OBJECTIVE 1:
In the listing below, which follows the real estate passage, could you reproduce verbatim the lines from the one containing "tree-collapsed-icon[interactable] bbox=[34, 201, 44, 212]" up to and including the one containing "column-header-8[interactable]: Check Type"?

EXCERPT:
If your corporate real estate portfolio has more than a handful of locations, you likely face frequent questions about the overall plan for each location. Which locations are closing over the next 2 years? Do we have plans to refresh any of our offices next year? Could any of our locations accommodate another 100 people before the end of the year? How much space do we anticipate having by year end?

A poorly organized Plan of Record can become a drain on resources, lack credibility, and eventually be abandoned.

While these questions can be answered on an ad hoc basis by running around pulling together information from anyone who may have some insight, having a single source from which this information can be pulled at any given time can impart order, save time, eliminate stress, and increase accuracy. Such a source, a Plan of Record (POR), can be extremely valuable – but not all are created equal. A poorly organized Plan of Record can become a drain on resources, lack credibility, and eventually be abandoned. In order to make your CRE Plan of Record successful, here are five tips that should be taken into account when implementing it.

OBJECTIVE 2:
In the real estate passage above, what three things can happen to a poorly organized Plan of Record?

SUPPLIED RECORDS:
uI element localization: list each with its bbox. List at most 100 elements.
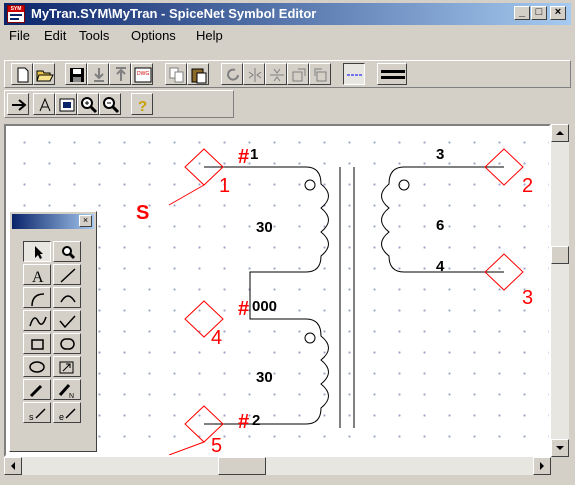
rectangle-icon [31,339,44,350]
flip-horizontal-button[interactable] [243,63,265,85]
start-tool[interactable]: s [23,402,51,423]
check-line-tool[interactable] [53,310,81,331]
scroll-left-button[interactable] [4,457,22,475]
end-tool-label: e [59,412,64,422]
ellipse-tool[interactable] [23,356,51,377]
pin-4-label: 000 [252,298,277,315]
app-icon: SYM [7,5,25,23]
scroll-right-button[interactable] [533,457,551,475]
vertical-scrollbar[interactable] [551,124,569,457]
pin-4-hash: # [238,298,249,320]
wave-tool[interactable] [23,310,51,331]
vertical-scroll-thumb[interactable] [551,246,569,264]
start-tool-label: s [29,412,34,422]
minimize-button[interactable]: _ [514,6,530,20]
open-icon [36,70,54,82]
export-button[interactable] [109,63,131,85]
arrow-up-icon [556,131,564,135]
scroll-down-button[interactable] [551,439,569,457]
line-end-tool[interactable] [23,379,51,400]
fill-button[interactable] [55,93,77,115]
line-end-icon [29,384,43,398]
main-toolbar: DWG [4,60,571,88]
window-title: MyTran.SYM\MyTran - SpiceNet Symbol Edit… [31,6,317,21]
arc-right-tool[interactable] [53,287,81,308]
drawing-tools-palette[interactable]: × A N s e [9,211,97,452]
pin-2-label: 3 [436,146,444,163]
rounded-rect-icon [60,338,75,350]
save-button[interactable] [65,63,87,85]
pin-2-number: 2 [522,175,533,197]
align-right-button[interactable] [309,63,331,85]
ellipse-icon [29,361,45,373]
menu-options[interactable]: Options [131,28,176,43]
zoom-in-button[interactable] [77,93,99,115]
new-button[interactable] [11,63,33,85]
fill-icon [59,98,75,112]
zoom-tool[interactable] [53,241,81,262]
rectangle-tool[interactable] [23,333,51,354]
turns-primary-bottom: 30 [256,369,273,386]
title-bar[interactable]: SYM MyTran.SYM\MyTran - SpiceNet Symbol … [4,3,571,25]
save-icon [70,68,84,82]
pin-5-label: 2 [252,412,260,429]
horizontal-scroll-thumb[interactable] [218,457,266,475]
maximize-button[interactable]: □ [531,6,547,20]
end-tool[interactable]: e [53,402,81,423]
new-icon [17,67,29,83]
menu-edit[interactable]: Edit [44,28,66,43]
flip-vertical-icon [270,68,284,82]
paste-button[interactable] [187,63,209,85]
import-icon [94,68,104,82]
import-button[interactable] [87,63,109,85]
arc-left-tool[interactable] [23,287,51,308]
align-right-icon [314,68,327,82]
arrow-down-icon [556,446,564,450]
line-style-button[interactable] [343,63,365,85]
align-button[interactable] [287,63,309,85]
app-icon-text: SYM [8,6,24,12]
text-style-button[interactable] [33,93,55,115]
copy-button[interactable] [165,63,187,85]
arc-left-icon [31,293,45,307]
text-tool[interactable]: A [23,264,51,285]
palette-title-bar[interactable]: × [12,214,94,229]
pin-4-number: 4 [211,327,222,349]
application-window: SYM MyTran.SYM\MyTran - SpiceNet Symbol … [0,0,575,485]
text-icon: A [32,269,44,284]
line-style-icon [347,74,363,76]
rotate-button[interactable] [221,63,243,85]
menu-tools[interactable]: Tools [79,28,109,43]
node-end-label: N [69,393,74,399]
paste-icon [191,68,207,84]
end-icon: e [59,408,76,422]
open-button[interactable] [33,63,55,85]
turns-primary-top: 30 [256,219,273,236]
pin-tool[interactable] [53,356,81,377]
close-button[interactable]: × [550,6,566,20]
flip-vertical-button[interactable] [265,63,287,85]
flip-horizontal-icon [248,68,262,82]
select-tool[interactable] [23,241,51,262]
horizontal-scrollbar[interactable] [4,457,551,475]
arrow-icon [12,99,27,111]
menu-file[interactable]: File [9,28,30,43]
line-thick-button[interactable] [377,63,407,85]
help-button[interactable]: ? [131,93,153,115]
select-arrow-icon [35,246,43,259]
zoom-out-button[interactable] [99,93,121,115]
menu-help[interactable]: Help [196,28,223,43]
line-tool[interactable] [53,264,81,285]
pin-icon [59,361,74,374]
scroll-up-button[interactable] [551,124,569,142]
dwg-button[interactable]: DWG [131,63,153,85]
rounded-rect-tool[interactable] [53,333,81,354]
arc-right-icon [60,295,76,303]
text-style-icon [39,97,51,112]
arrow-button[interactable] [7,93,29,115]
palette-close-button[interactable]: × [79,215,92,227]
pin-5-hash: # [238,411,249,433]
help-glyph: ? [138,98,147,114]
node-end-tool[interactable]: N [53,379,81,400]
arrow-left-icon [11,462,15,470]
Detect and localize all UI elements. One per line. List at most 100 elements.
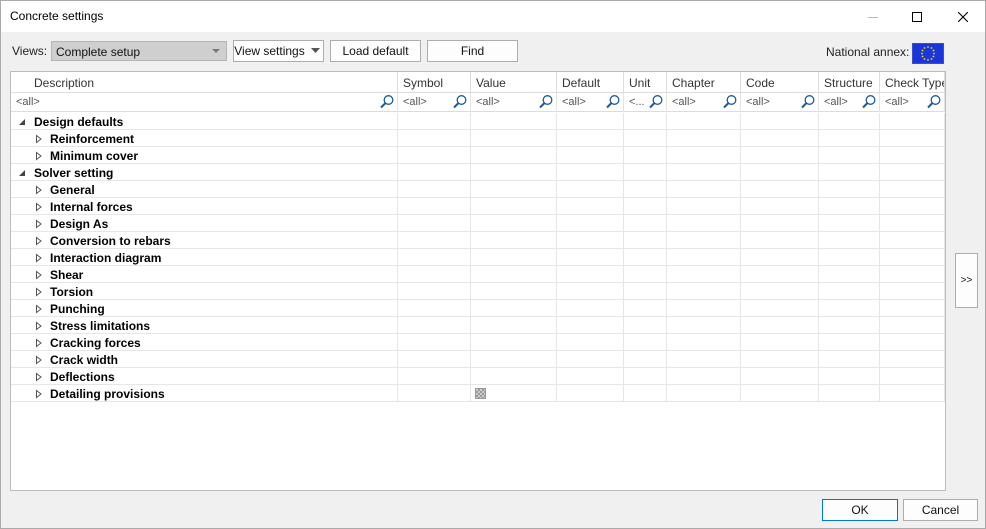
tree-collapsed-icon[interactable] bbox=[34, 201, 44, 212]
tree-row[interactable]: Crack width bbox=[11, 351, 945, 368]
grid-cell bbox=[624, 113, 667, 130]
column-header-7[interactable]: Structure bbox=[819, 72, 880, 93]
view-settings-button[interactable]: View settings bbox=[233, 40, 324, 62]
magnifier-icon[interactable] bbox=[926, 94, 942, 110]
cancel-button[interactable]: Cancel bbox=[903, 499, 978, 521]
tree-collapsed-icon[interactable] bbox=[34, 269, 44, 280]
column-header-8[interactable]: Check Type bbox=[880, 72, 945, 93]
tree-collapsed-icon[interactable] bbox=[34, 133, 44, 144]
find-button[interactable]: Find bbox=[427, 40, 518, 62]
tree-row[interactable]: Detailing provisions bbox=[11, 385, 945, 402]
filter-input-8[interactable]: <all> bbox=[885, 96, 909, 108]
magnifier-icon[interactable] bbox=[605, 94, 621, 110]
tree-collapsed-icon[interactable] bbox=[34, 184, 44, 195]
grid-header: Description Symbol Value Default Unit Chapter… bbox=[11, 72, 945, 93]
tree-row[interactable]: General bbox=[11, 181, 945, 198]
column-header-3[interactable]: Default bbox=[557, 72, 624, 93]
filter-cell-5[interactable]: <all> bbox=[667, 93, 741, 112]
filter-cell-8[interactable]: <all> bbox=[880, 93, 945, 112]
ok-button[interactable]: OK bbox=[822, 499, 898, 521]
grid-cell bbox=[819, 283, 880, 300]
column-header-0[interactable]: Description bbox=[11, 72, 398, 93]
tree-collapsed-icon[interactable] bbox=[34, 252, 44, 263]
minimize-button[interactable] bbox=[850, 1, 895, 32]
view-settings-label: View settings bbox=[234, 44, 305, 58]
tree-row[interactable]: Stress limitations bbox=[11, 317, 945, 334]
filter-cell-2[interactable]: <all> bbox=[471, 93, 557, 112]
tree-row[interactable]: Design As bbox=[11, 215, 945, 232]
magnifier-icon[interactable] bbox=[800, 94, 816, 110]
grid-cell bbox=[624, 249, 667, 266]
filter-input-3[interactable]: <all> bbox=[562, 96, 586, 108]
tree-collapsed-icon[interactable] bbox=[34, 150, 44, 161]
grid-cell bbox=[741, 232, 819, 249]
grid-cell bbox=[624, 351, 667, 368]
grid-cell bbox=[557, 249, 624, 266]
tree-collapsed-icon[interactable] bbox=[34, 337, 44, 348]
tree-row[interactable]: Minimum cover bbox=[11, 147, 945, 164]
filter-input-0[interactable]: <all> bbox=[16, 96, 40, 108]
filter-input-7[interactable]: <all> bbox=[824, 96, 848, 108]
magnifier-icon[interactable] bbox=[722, 94, 738, 110]
filter-input-4[interactable]: <... bbox=[629, 96, 645, 108]
value-checkbox[interactable] bbox=[475, 388, 486, 399]
filter-cell-0[interactable]: <all> bbox=[11, 93, 398, 112]
tree-row[interactable]: Punching bbox=[11, 300, 945, 317]
tree-row[interactable]: Reinforcement bbox=[11, 130, 945, 147]
tree-collapsed-icon[interactable] bbox=[34, 371, 44, 382]
tree-row[interactable]: Design defaults bbox=[11, 113, 945, 130]
grid-cell bbox=[398, 266, 471, 283]
filter-input-2[interactable]: <all> bbox=[476, 96, 500, 108]
load-default-button[interactable]: Load default bbox=[330, 40, 421, 62]
tree-row[interactable]: Conversion to rebars bbox=[11, 232, 945, 249]
tree-row[interactable]: Solver setting bbox=[11, 164, 945, 181]
magnifier-icon[interactable] bbox=[648, 94, 664, 110]
filter-input-5[interactable]: <all> bbox=[672, 96, 696, 108]
filter-cell-1[interactable]: <all> bbox=[398, 93, 471, 112]
expand-panel-button[interactable]: >> bbox=[955, 253, 978, 308]
tree-collapsed-icon[interactable] bbox=[34, 286, 44, 297]
magnifier-icon[interactable] bbox=[861, 94, 877, 110]
tree-collapsed-icon[interactable] bbox=[34, 235, 44, 246]
tree-collapsed-icon[interactable] bbox=[34, 218, 44, 229]
grid-cell bbox=[819, 130, 880, 147]
tree-row-label: Crack width bbox=[50, 353, 119, 367]
magnifier-icon[interactable] bbox=[379, 94, 395, 110]
tree-row[interactable]: Shear bbox=[11, 266, 945, 283]
national-annex-button[interactable] bbox=[912, 43, 944, 64]
column-header-4[interactable]: Unit bbox=[624, 72, 667, 93]
tree-collapsed-icon[interactable] bbox=[34, 320, 44, 331]
grid-cell bbox=[471, 147, 557, 164]
tree-row[interactable]: Deflections bbox=[11, 368, 945, 385]
tree-row[interactable]: Torsion bbox=[11, 283, 945, 300]
filter-cell-3[interactable]: <all> bbox=[557, 93, 624, 112]
tree-row[interactable]: Internal forces bbox=[11, 198, 945, 215]
tree-row[interactable]: Cracking forces bbox=[11, 334, 945, 351]
load-default-label: Load default bbox=[342, 44, 409, 58]
tree-collapsed-icon[interactable] bbox=[34, 388, 44, 399]
maximize-button[interactable] bbox=[894, 1, 939, 32]
magnifier-icon[interactable] bbox=[538, 94, 554, 110]
magnifier-icon[interactable] bbox=[452, 94, 468, 110]
filter-cell-4[interactable]: <... bbox=[624, 93, 667, 112]
tree-expanded-icon[interactable] bbox=[18, 167, 28, 177]
column-header-1[interactable]: Symbol bbox=[398, 72, 471, 93]
tree-row[interactable]: Interaction diagram bbox=[11, 249, 945, 266]
tree-collapsed-icon[interactable] bbox=[34, 303, 44, 314]
grid-cell bbox=[557, 266, 624, 283]
filter-input-1[interactable]: <all> bbox=[403, 96, 427, 108]
column-header-5[interactable]: Chapter bbox=[667, 72, 741, 93]
tree-expanded-icon[interactable] bbox=[18, 116, 28, 126]
views-combobox[interactable]: Complete setup bbox=[51, 41, 227, 61]
tree-collapsed-icon[interactable] bbox=[34, 354, 44, 365]
filter-input-6[interactable]: <all> bbox=[746, 96, 770, 108]
grid-cell bbox=[398, 130, 471, 147]
column-header-2[interactable]: Value bbox=[471, 72, 557, 93]
maximize-icon bbox=[911, 11, 922, 22]
filter-cell-6[interactable]: <all> bbox=[741, 93, 819, 112]
column-header-6[interactable]: Code bbox=[741, 72, 819, 93]
close-button[interactable] bbox=[940, 1, 985, 32]
grid-cell bbox=[624, 147, 667, 164]
filter-cell-7[interactable]: <all> bbox=[819, 93, 880, 112]
grid-cell bbox=[741, 164, 819, 181]
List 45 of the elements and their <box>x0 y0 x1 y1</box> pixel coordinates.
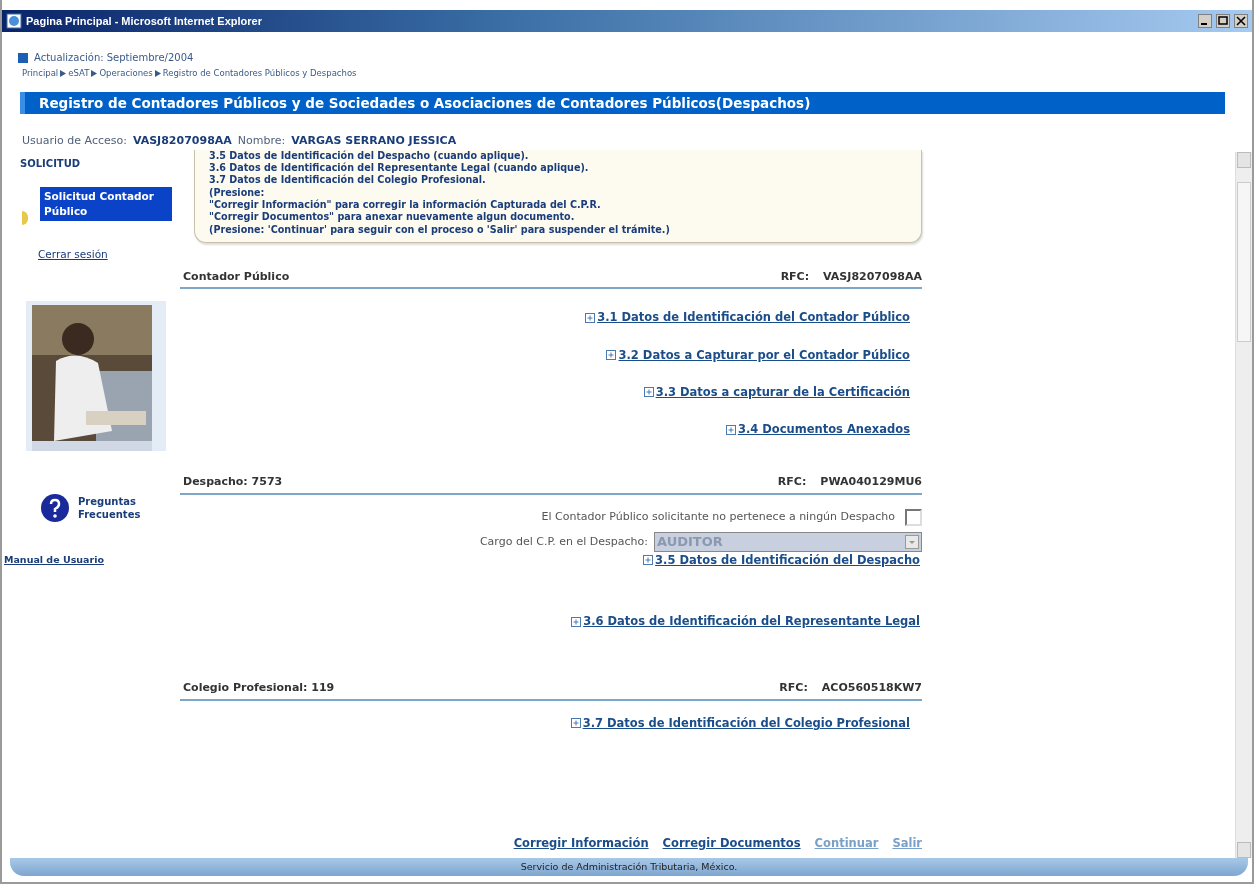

EXERCISE SOLUTION 1:
tree-collapsed-icon[interactable] bbox=[34, 201, 44, 212]
tree-row[interactable]: Crack width bbox=[11, 351, 945, 368]
grid-cell bbox=[624, 113, 667, 130]
column-header-7[interactable]: Structure bbox=[819, 72, 880, 93]
view-settings-button[interactable]: View settings bbox=[233, 40, 324, 62]
magnifier-icon[interactable] bbox=[926, 94, 942, 110]
cancel-button[interactable]: Cancel bbox=[903, 499, 978, 521]
tree-collapsed-icon[interactable] bbox=[34, 269, 44, 280]
column-header-8[interactable]: Check Type bbox=[880, 72, 945, 93]

EXERCISE SOLUTION 2:
It can become a drain on resources, lack credibility, and eventually be abandoned.